#### WRITTEN EXERCISE
Below are the records. List every line holding the word "parameters".
┌────────
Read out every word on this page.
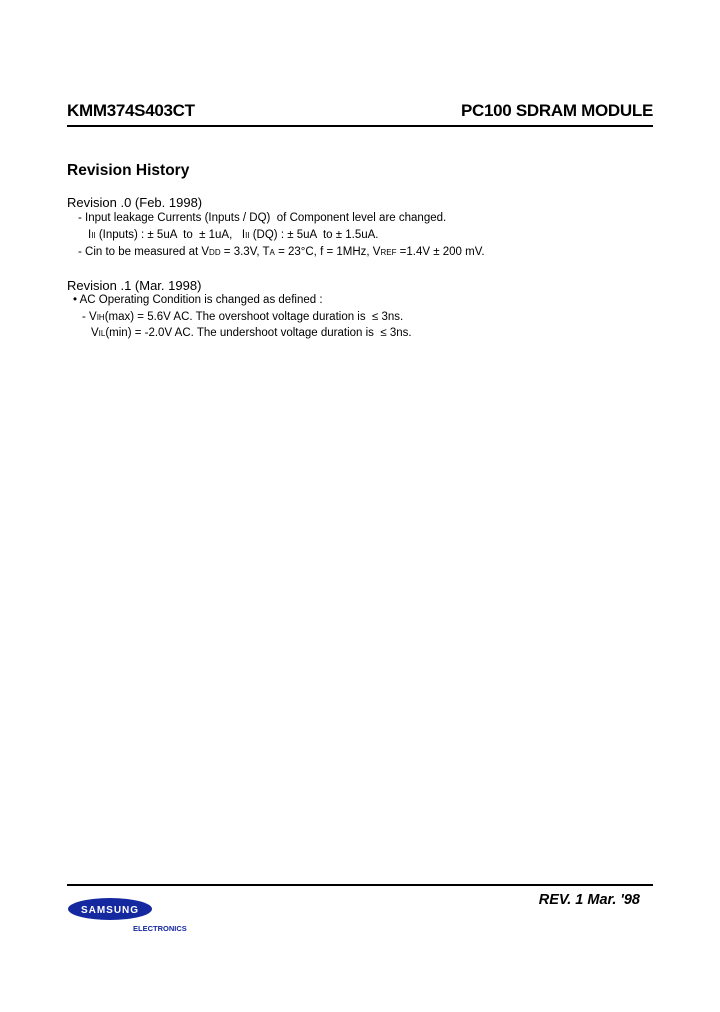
KMM374S403CT	PC100 SDRAM MODULE
Revision History
Revision .0 (Feb. 1998)
- Input leakage Currents (Inputs / DQ)  of Component level are changed.
III (Inputs) : ± 5uA  to  ± 1uA,   III (DQ) : ± 5uA  to ± 1.5uA.
- Cin to be measured at VDD = 3.3V, TA = 23°C, f = 1MHz, VREF =1.4V ± 200 mV.
Revision .1 (Mar. 1998)
• AC Operating Condition is changed as defined :
- VIH(max) = 5.6V AC. The overshoot voltage duration is  ≤ 3ns.
VIL(min) = -2.0V AC. The undershoot voltage duration is  ≤ 3ns.
SAMSUNG
ELECTRONICS
REV. 1 Mar. '98
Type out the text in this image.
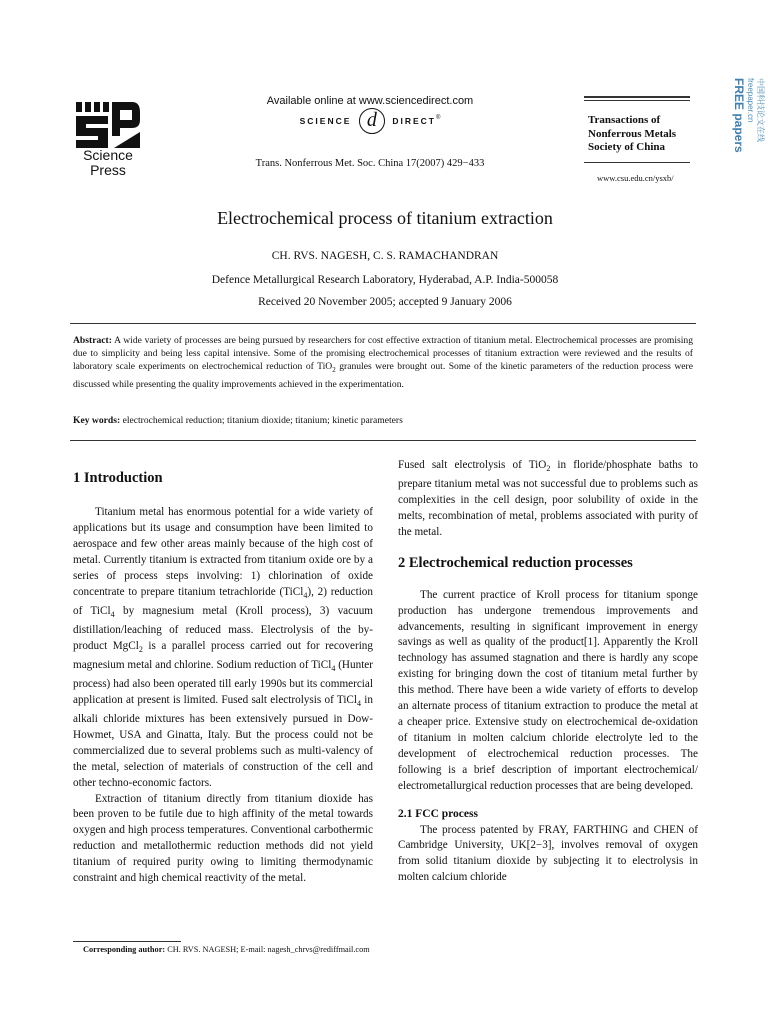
Science
Press
Available online at www.sciencedirect.com
SCIENCE d DIRECT®
Trans. Nonferrous Met. Soc. China 17(2007) 429−433
Transactions of
Nonferrous Metals
Society of China
www.csu.edu.cn/ysxb/
中国科技论文在线
freepaper.cn
FREE papers
Electrochemical process of titanium extraction
CH. RVS. NAGESH, C. S. RAMACHANDRAN
Defence Metallurgical Research Laboratory, Hyderabad, A.P. India-500058
Received 20 November 2005; accepted 9 January 2006
Abstract: A wide variety of processes are being pursued by researchers for cost effective extraction of titanium metal. Electrochemical processes are promising due to simplicity and being less capital intensive. Some of the promising electrochemical processes of titanium extraction were reviewed and the results of laboratory scale experiments on electrochemical reduction of TiO$_2$ granules were brought out. Some of the kinetic parameters of the reduction process were discussed while presenting the quality improvements achieved in the experimentation.
Key words: electrochemical reduction; titanium dioxide; titanium; kinetic parameters
1 Introduction

Titanium metal has enormous potential for a wide variety of applications but its usage and consumption have been limited to aerospace and few other areas mainly because of the high cost of metal. Currently titanium is extracted from titanium oxide ore by a series of process steps involving: 1) chlorination of oxide concentrate to prepare titanium tetrachloride (TiCl$_4$), 2) reduction of TiCl$_4$ by magnesium metal (Kroll process), 3) vacuum distillation/leaching of reduced mass. Electrolysis of the by-product MgCl$_2$ is a parallel process carried out for recovering magnesium metal and chlorine. Sodium reduction of TiCl$_4$ (Hunter process) had also been operated till early 1990s but its commercial application at present is limited. Fused salt electrolysis of TiCl$_4$ in alkali chloride mixtures has been extensively pursued in Dow-Howmet, USA and Ginatta, Italy. But the process could not be commercialized due to several problems such as multi-valency of the metal, selection of materials of construction of the cell and other techno-economic factors.

Extraction of titanium directly from titanium dioxide has been proven to be futile due to high affinity of the metal towards oxygen and high process temperatures. Conventional carbothermic reduction and metallothermic reduction methods did not yield titanium of required purity owing to limiting thermodynamic constraint and high chemical reactivity of the metal.

Fused salt electrolysis of TiO$_2$ in floride/phosphate baths to prepare titanium metal was not successful due to problems such as complexities in the cell design, poor solubility of oxide in the melts, recombination of metal, problems associated with purity of the metal.

2 Electrochemical reduction processes

The current practice of Kroll process for titanium sponge production has undergone tremendous improvements and advancements, resulting in significant improvement in energy savings as well as quality of the product[1]. Apparently the Kroll technology has assumed stagnation and there is hardly any scope existing for bringing down the cost of titanium metal further by this method. There have been a wide variety of efforts to develop an alternate process of titanium extraction to produce the metal at a cheaper price. Extensive study on electrochemical de-oxidation of titanium in molten calcium chloride electrolyte led to the development of electrochemical reduction processes. The following is a brief description of important electrochemical/ electrometallurgical reduction processes that are being developed.

2.1 FCC process

The process patented by FRAY, FARTHING and CHEN of Cambridge University, UK[2−3], involves removal of oxygen from solid titanium dioxide by subjecting it to electrolysis in molten calcium chloride

Corresponding author: CH. RVS. NAGESH; E-mail: nagesh_chrvs@rediffmail.com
└────────
#### SOLUTION
Abstract: A wide variety of processes are being pursued by researchers for cost effective extraction of titanium metal. Electrochemical processes are promising due to simplicity and being less capital intensive. Some of the promising electrochemical processes of titanium extraction were reviewed and the results of laboratory scale experiments on electrochemical reduction of TiO$_2$ granules were brought out. Some of the kinetic parameters of the reduction process were discussed while presenting the quality improvements achieved in the experimentation.
Key words: electrochemical reduction; titanium dioxide; titanium; kinetic parameters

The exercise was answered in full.